● Material for this task:
************

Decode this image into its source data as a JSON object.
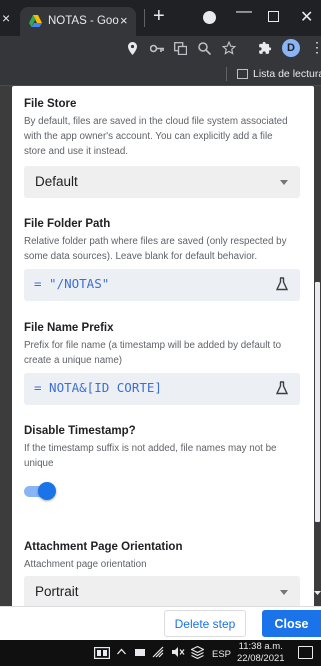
{
  "browser": {
    "tab_title": "NOTAS - Goo",
    "tab_close": "×",
    "left_close": "×",
    "new_tab": "+",
    "window_min": "—",
    "window_close": "✕",
    "reading_list_label": "Lista de lectura",
    "profile_initial": "D",
    "menu_dots": "⋮"
  },
  "fields": {
    "file_store": {
      "label": "File Store",
      "description": "By default, files are saved in the cloud file system associated with the app owner's account. You can explicitly add a file store and use it instead.",
      "value": "Default"
    },
    "file_folder_path": {
      "label": "File Folder Path",
      "description": "Relative folder path where files are saved (only respected by some data sources). Leave blank for default behavior.",
      "value": "= \"/NOTAS\""
    },
    "file_name_prefix": {
      "label": "File Name Prefix",
      "description": "Prefix for file name (a timestamp will be added by default to create a unique name)",
      "value": "= NOTA&[ID CORTE]"
    },
    "disable_timestamp": {
      "label": "Disable Timestamp?",
      "description": "If the timestamp suffix is not added, file names may not be unique",
      "enabled": true
    },
    "attachment_orientation": {
      "label": "Attachment Page Orientation",
      "description": "Attachment page orientation",
      "value": "Portrait"
    }
  },
  "footer": {
    "delete_label": "Delete step",
    "close_label": "Close"
  },
  "taskbar": {
    "language": "ESP",
    "time": "11:38 a.m.",
    "date": "22/08/2021"
  },
  "colors": {
    "accent": "#1a73e8",
    "formula_text": "#3b6fd6"
  }
}
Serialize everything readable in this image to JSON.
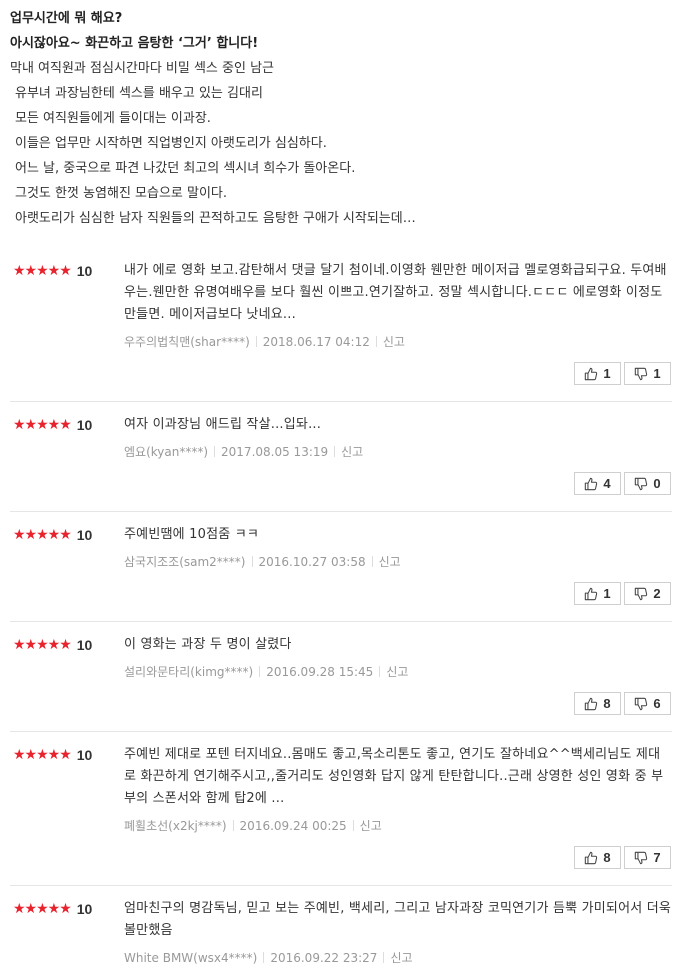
{
  "synopsis": {
    "title1": "업무시간에 뭐 해요?",
    "title2": "아시잖아요~ 화끈하고 음탕한 ‘그거’ 합니다!",
    "lines": [
      "막내 여직원과 점심시간마다 비밀 섹스 중인 남근",
      "유부녀 과장님한테 섹스를 배우고 있는 김대리",
      "모든 여직원들에게 들이대는 이과장.",
      "이들은 업무만 시작하면 직업병인지 아랫도리가 심심하다.",
      "어느 날, 중국으로 파견 나갔던 최고의 섹시녀 희수가 돌아온다.",
      "그것도 한껏 농염해진 모습으로 말이다.",
      "아랫도리가 심심한 남자 직원들의 끈적하고도 음탕한 구애가 시작되는데…"
    ]
  },
  "stars": "★★★★★",
  "report_label": "신고",
  "colors": {
    "star": "#e8232d",
    "meta": "#999999",
    "border": "#cfcfcf"
  },
  "reviews": [
    {
      "score": "10",
      "text": "내가 에로 영화 보고.감탄해서 댓글 달기 첨이네.이영화 웬만한 메이저급 멜로영화급되구요. 두여배우는.웬만한 유명여배우를 보다 훨씬 이쁘고.연기잘하고. 정말 섹시합니다.ㄷㄷㄷ 에로영화 이정도만들면. 메이저급보다 낫네요...",
      "user": "우주의법칙맨(shar****)",
      "date": "2018.06.17 04:12",
      "likes": "1",
      "dislikes": "1"
    },
    {
      "score": "10",
      "text": "여자 이과장님 애드립 작살...입돠...",
      "user": "엠요(kyan****)",
      "date": "2017.08.05 13:19",
      "likes": "4",
      "dislikes": "0"
    },
    {
      "score": "10",
      "text": "주예빈땜에 10점줌 ㅋㅋ",
      "user": "삼국지조조(sam2****)",
      "date": "2016.10.27 03:58",
      "likes": "1",
      "dislikes": "2"
    },
    {
      "score": "10",
      "text": "이 영화는 과장 두 명이 살렸다",
      "user": "설리와문타리(kimg****)",
      "date": "2016.09.28 15:45",
      "likes": "8",
      "dislikes": "6"
    },
    {
      "score": "10",
      "text": "주예빈 제대로 포텐 터지네요..몸매도 좋고,목소리톤도 좋고, 연기도 잘하네요^^백세리님도 제대로 화끈하게 연기해주시고,,줄거리도 성인영화 답지 않게 탄탄합니다..근래 상영한 성인 영화 중 부부의 스폰서와 함께 탑2에 ...",
      "user": "폐휠초선(x2kj****)",
      "date": "2016.09.24 00:25",
      "likes": "8",
      "dislikes": "7"
    },
    {
      "score": "10",
      "text": "엄마친구의 명감독님, 믿고 보는 주예빈, 백세리, 그리고 남자과장 코믹연기가 듬뿍 가미되어서 더욱 볼만했음",
      "user": "White BMW(wsx4****)",
      "date": "2016.09.22 23:27",
      "likes": "",
      "dislikes": ""
    }
  ]
}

************

● Goal: Make an exact reproduction of the listing above, without any pictures.

● Expected answer:
Decode this image into its source data as a JSON object.
{
  "browser": {
    "tab_title": "NOTAS - Goo",
    "tab_close": "×",
    "left_close": "×",
    "new_tab": "+",
    "window_min": "—",
    "window_close": "✕",
    "reading_list_label": "Lista de lectura",
    "profile_initial": "D",
    "menu_dots": "⋮"
  },
  "fields": {
    "file_store": {
      "label": "File Store",
      "description": "By default, files are saved in the cloud file system associated with the app owner's account. You can explicitly add a file store and use it instead.",
      "value": "Default"
    },
    "file_folder_path": {
      "label": "File Folder Path",
      "description": "Relative folder path where files are saved (only respected by some data sources). Leave blank for default behavior.",
      "value": "= \"/NOTAS\""
    },
    "file_name_prefix": {
      "label": "File Name Prefix",
      "description": "Prefix for file name (a timestamp will be added by default to create a unique name)",
      "value": "= NOTA&[ID CORTE]"
    },
    "disable_timestamp": {
      "label": "Disable Timestamp?",
      "description": "If the timestamp suffix is not added, file names may not be unique",
      "enabled": true
    },
    "attachment_orientation": {
      "label": "Attachment Page Orientation",
      "description": "Attachment page orientation",
      "value": "Portrait"
    }
  },
  "footer": {
    "delete_label": "Delete step",
    "close_label": "Close"
  },
  "taskbar": {
    "language": "ESP",
    "time": "11:38 a.m.",
    "date": "22/08/2021"
  },
  "colors": {
    "accent": "#1a73e8",
    "formula_text": "#3b6fd6"
  }
}
Serialize everything readable in this image to JSON.
{
  "synopsis": {
    "title1": "업무시간에 뭐 해요?",
    "title2": "아시잖아요~ 화끈하고 음탕한 ‘그거’ 합니다!",
    "lines": [
      "막내 여직원과 점심시간마다 비밀 섹스 중인 남근",
      "유부녀 과장님한테 섹스를 배우고 있는 김대리",
      "모든 여직원들에게 들이대는 이과장.",
      "이들은 업무만 시작하면 직업병인지 아랫도리가 심심하다.",
      "어느 날, 중국으로 파견 나갔던 최고의 섹시녀 희수가 돌아온다.",
      "그것도 한껏 농염해진 모습으로 말이다.",
      "아랫도리가 심심한 남자 직원들의 끈적하고도 음탕한 구애가 시작되는데…"
    ]
  },
  "stars": "★★★★★",
  "report_label": "신고",
  "colors": {
    "star": "#e8232d",
    "meta": "#999999",
    "border": "#cfcfcf"
  },
  "reviews": [
    {
      "score": "10",
      "text": "내가 에로 영화 보고.감탄해서 댓글 달기 첨이네.이영화 웬만한 메이저급 멜로영화급되구요. 두여배우는.웬만한 유명여배우를 보다 훨씬 이쁘고.연기잘하고. 정말 섹시합니다.ㄷㄷㄷ 에로영화 이정도만들면. 메이저급보다 낫네요...",
      "user": "우주의법칙맨(shar****)",
      "date": "2018.06.17 04:12",
      "likes": "1",
      "dislikes": "1"
    },
    {
      "score": "10",
      "text": "여자 이과장님 애드립 작살...입돠...",
      "user": "엠요(kyan****)",
      "date": "2017.08.05 13:19",
      "likes": "4",
      "dislikes": "0"
    },
    {
      "score": "10",
      "text": "주예빈땜에 10점줌 ㅋㅋ",
      "user": "삼국지조조(sam2****)",
      "date": "2016.10.27 03:58",
      "likes": "1",
      "dislikes": "2"
    },
    {
      "score": "10",
      "text": "이 영화는 과장 두 명이 살렸다",
      "user": "설리와문타리(kimg****)",
      "date": "2016.09.28 15:45",
      "likes": "8",
      "dislikes": "6"
    },
    {
      "score": "10",
      "text": "주예빈 제대로 포텐 터지네요..몸매도 좋고,목소리톤도 좋고, 연기도 잘하네요^^백세리님도 제대로 화끈하게 연기해주시고,,줄거리도 성인영화 답지 않게 탄탄합니다..근래 상영한 성인 영화 중 부부의 스폰서와 함께 탑2에 ...",
      "user": "폐휠초선(x2kj****)",
      "date": "2016.09.24 00:25",
      "likes": "8",
      "dislikes": "7"
    },
    {
      "score": "10",
      "text": "엄마친구의 명감독님, 믿고 보는 주예빈, 백세리, 그리고 남자과장 코믹연기가 듬뿍 가미되어서 더욱 볼만했음",
      "user": "White BMW(wsx4****)",
      "date": "2016.09.22 23:27",
      "likes": "",
      "dislikes": ""
    }
  ]
}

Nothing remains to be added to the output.